— Start —

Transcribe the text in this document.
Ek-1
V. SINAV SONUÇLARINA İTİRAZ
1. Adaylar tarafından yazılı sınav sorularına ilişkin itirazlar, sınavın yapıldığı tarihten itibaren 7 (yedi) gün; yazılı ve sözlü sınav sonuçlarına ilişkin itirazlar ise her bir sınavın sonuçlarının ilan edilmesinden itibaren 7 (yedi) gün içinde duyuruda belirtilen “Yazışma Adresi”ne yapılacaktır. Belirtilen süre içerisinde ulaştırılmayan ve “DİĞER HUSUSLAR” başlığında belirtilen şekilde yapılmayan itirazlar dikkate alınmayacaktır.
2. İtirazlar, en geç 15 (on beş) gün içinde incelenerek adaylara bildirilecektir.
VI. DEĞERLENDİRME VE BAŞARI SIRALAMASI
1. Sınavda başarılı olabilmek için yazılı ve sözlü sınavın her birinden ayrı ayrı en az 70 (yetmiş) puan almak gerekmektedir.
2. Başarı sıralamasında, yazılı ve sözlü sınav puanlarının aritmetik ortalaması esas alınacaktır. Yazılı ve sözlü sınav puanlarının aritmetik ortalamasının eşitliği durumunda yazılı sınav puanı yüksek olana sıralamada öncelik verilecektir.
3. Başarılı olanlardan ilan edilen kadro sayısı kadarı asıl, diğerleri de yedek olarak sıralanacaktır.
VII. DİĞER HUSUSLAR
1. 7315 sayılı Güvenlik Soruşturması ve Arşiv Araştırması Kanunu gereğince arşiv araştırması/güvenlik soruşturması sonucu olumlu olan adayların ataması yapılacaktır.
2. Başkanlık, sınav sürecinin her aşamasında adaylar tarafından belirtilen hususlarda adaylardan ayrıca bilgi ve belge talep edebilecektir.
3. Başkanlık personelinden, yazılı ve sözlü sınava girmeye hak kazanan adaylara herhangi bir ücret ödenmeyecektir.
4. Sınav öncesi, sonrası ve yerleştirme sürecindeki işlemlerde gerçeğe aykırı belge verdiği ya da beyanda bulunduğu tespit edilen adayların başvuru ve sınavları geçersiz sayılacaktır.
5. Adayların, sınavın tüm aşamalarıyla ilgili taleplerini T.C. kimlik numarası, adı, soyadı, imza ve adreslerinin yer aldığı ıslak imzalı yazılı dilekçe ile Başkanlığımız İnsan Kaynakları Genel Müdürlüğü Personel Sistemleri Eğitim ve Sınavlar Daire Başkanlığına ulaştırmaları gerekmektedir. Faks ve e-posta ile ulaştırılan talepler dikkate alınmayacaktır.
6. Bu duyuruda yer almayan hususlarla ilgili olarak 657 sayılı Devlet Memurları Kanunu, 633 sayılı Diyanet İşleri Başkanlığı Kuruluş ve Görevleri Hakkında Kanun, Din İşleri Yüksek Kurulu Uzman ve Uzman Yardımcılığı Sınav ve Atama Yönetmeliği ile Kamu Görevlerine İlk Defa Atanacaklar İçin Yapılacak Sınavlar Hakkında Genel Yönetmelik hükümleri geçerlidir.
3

— End —

Filter the listing for the word "olarak" and copy every line that holds it.

Answer =>
3. Başarılı olanlardan ilan edilen kadro sayısı kadarı asıl, diğerleri de yedek olarak sıralanacaktır.
6. Bu duyuruda yer almayan hususlarla ilgili olarak 657 sayılı Devlet Memurları Kanunu, 633 sayılı Diyanet İşleri Başkanlığı Kuruluş ve Görevleri Hakkında Kanun, Din İşleri Yüksek Kurulu Uzman ve Uzman Yardımcılığı Sınav ve Atama Yönetmeliği ile Kamu Görevlerine İlk Defa Atanacaklar İçin Yapılacak Sınavlar Hakkında Genel Yönetmelik hükümleri geçerlidir.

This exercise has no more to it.